[Entries taken from a collection]
.....
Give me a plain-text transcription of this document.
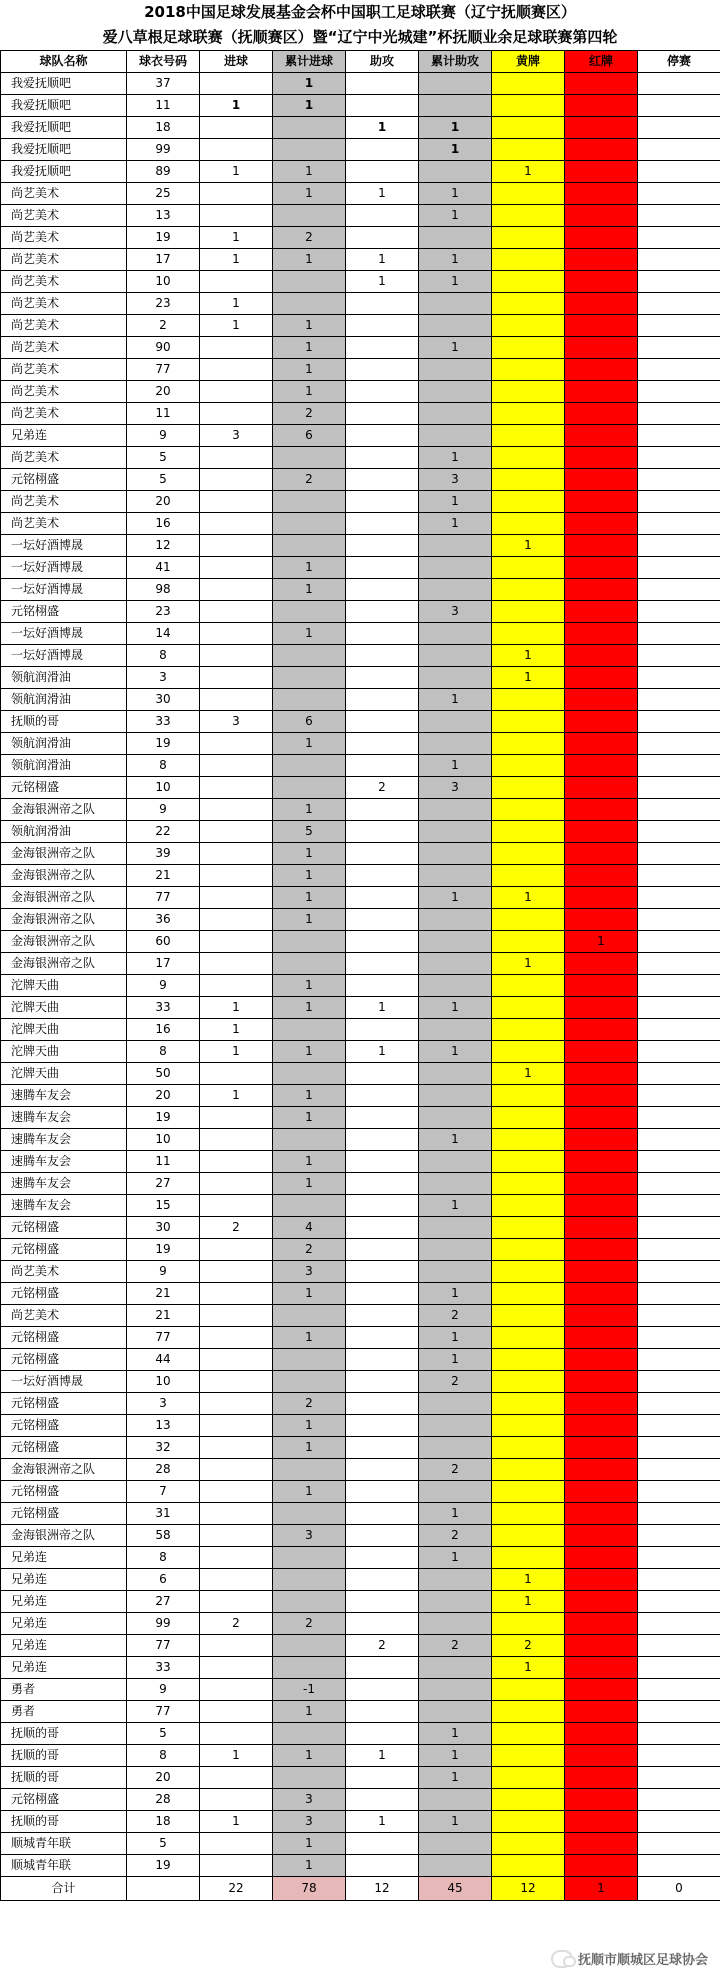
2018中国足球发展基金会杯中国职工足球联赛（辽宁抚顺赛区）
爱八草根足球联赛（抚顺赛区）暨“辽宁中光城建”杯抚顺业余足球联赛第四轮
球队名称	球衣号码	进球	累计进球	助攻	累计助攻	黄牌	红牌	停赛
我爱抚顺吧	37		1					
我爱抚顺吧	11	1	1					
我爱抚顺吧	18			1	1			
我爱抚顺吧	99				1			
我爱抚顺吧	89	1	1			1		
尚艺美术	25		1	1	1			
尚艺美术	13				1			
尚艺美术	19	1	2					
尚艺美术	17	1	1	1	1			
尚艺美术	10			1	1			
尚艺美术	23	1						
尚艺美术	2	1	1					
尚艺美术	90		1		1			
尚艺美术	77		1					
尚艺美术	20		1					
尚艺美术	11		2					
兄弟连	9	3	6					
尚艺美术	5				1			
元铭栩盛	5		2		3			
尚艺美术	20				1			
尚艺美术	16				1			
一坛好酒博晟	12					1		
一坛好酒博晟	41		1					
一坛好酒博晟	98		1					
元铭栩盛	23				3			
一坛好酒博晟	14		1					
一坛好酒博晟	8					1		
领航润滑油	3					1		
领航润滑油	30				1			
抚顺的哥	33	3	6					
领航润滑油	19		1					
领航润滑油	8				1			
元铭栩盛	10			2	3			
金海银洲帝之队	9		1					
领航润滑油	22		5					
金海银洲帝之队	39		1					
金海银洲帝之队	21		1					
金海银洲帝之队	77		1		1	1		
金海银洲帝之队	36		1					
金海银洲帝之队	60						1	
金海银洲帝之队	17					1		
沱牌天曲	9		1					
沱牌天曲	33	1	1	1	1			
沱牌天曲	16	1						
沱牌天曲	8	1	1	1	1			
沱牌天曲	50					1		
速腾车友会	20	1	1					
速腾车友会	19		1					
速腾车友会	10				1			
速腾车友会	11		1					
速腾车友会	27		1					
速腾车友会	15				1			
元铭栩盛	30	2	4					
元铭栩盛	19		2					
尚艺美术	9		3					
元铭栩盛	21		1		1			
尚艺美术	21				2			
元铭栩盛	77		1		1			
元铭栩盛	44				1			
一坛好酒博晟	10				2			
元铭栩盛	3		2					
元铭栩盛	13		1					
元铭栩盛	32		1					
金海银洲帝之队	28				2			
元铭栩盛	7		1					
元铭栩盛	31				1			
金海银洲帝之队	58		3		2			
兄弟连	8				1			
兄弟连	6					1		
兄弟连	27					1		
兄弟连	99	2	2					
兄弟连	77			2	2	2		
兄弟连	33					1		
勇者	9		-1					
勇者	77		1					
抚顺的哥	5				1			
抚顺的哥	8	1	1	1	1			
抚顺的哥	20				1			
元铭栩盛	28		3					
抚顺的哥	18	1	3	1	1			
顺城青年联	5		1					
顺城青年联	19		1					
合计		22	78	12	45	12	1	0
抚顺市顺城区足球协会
.....
Repeat the material above in full and exactly, apart from the pictures.

Give me a plain-text transcription of this document.
2018中国足球发展基金会杯中国职工足球联赛（辽宁抚顺赛区）
爱八草根足球联赛（抚顺赛区）暨“辽宁中光城建”杯抚顺业余足球联赛第四轮
球队名称	球衣号码	进球	累计进球	助攻	累计助攻	黄牌	红牌	停赛
我爱抚顺吧	37		1					
我爱抚顺吧	11	1	1					
我爱抚顺吧	18			1	1			
我爱抚顺吧	99				1			
我爱抚顺吧	89	1	1			1		
尚艺美术	25		1	1	1			
尚艺美术	13				1			
尚艺美术	19	1	2					
尚艺美术	17	1	1	1	1			
尚艺美术	10			1	1			
尚艺美术	23	1						
尚艺美术	2	1	1					
尚艺美术	90		1		1			
尚艺美术	77		1					
尚艺美术	20		1					
尚艺美术	11		2					
兄弟连	9	3	6					
尚艺美术	5				1			
元铭栩盛	5		2		3			
尚艺美术	20				1			
尚艺美术	16				1			
一坛好酒博晟	12					1		
一坛好酒博晟	41		1					
一坛好酒博晟	98		1					
元铭栩盛	23				3			
一坛好酒博晟	14		1					
一坛好酒博晟	8					1		
领航润滑油	3					1		
领航润滑油	30				1			
抚顺的哥	33	3	6					
领航润滑油	19		1					
领航润滑油	8				1			
元铭栩盛	10			2	3			
金海银洲帝之队	9		1					
领航润滑油	22		5					
金海银洲帝之队	39		1					
金海银洲帝之队	21		1					
金海银洲帝之队	77		1		1	1		
金海银洲帝之队	36		1					
金海银洲帝之队	60						1	
金海银洲帝之队	17					1		
沱牌天曲	9		1					
沱牌天曲	33	1	1	1	1			
沱牌天曲	16	1						
沱牌天曲	8	1	1	1	1			
沱牌天曲	50					1		
速腾车友会	20	1	1					
速腾车友会	19		1					
速腾车友会	10				1			
速腾车友会	11		1					
速腾车友会	27		1					
速腾车友会	15				1			
元铭栩盛	30	2	4					
元铭栩盛	19		2					
尚艺美术	9		3					
元铭栩盛	21		1		1			
尚艺美术	21				2			
元铭栩盛	77		1		1			
元铭栩盛	44				1			
一坛好酒博晟	10				2			
元铭栩盛	3		2					
元铭栩盛	13		1					
元铭栩盛	32		1					
金海银洲帝之队	28				2			
元铭栩盛	7		1					
元铭栩盛	31				1			
金海银洲帝之队	58		3		2			
兄弟连	8				1			
兄弟连	6					1		
兄弟连	27					1		
兄弟连	99	2	2					
兄弟连	77			2	2	2		
兄弟连	33					1		
勇者	9		-1					
勇者	77		1					
抚顺的哥	5				1			
抚顺的哥	8	1	1	1	1			
抚顺的哥	20				1			
元铭栩盛	28		3					
抚顺的哥	18	1	3	1	1			
顺城青年联	5		1					
顺城青年联	19		1					
合计		22	78	12	45	12	1	0
抚顺市顺城区足球协会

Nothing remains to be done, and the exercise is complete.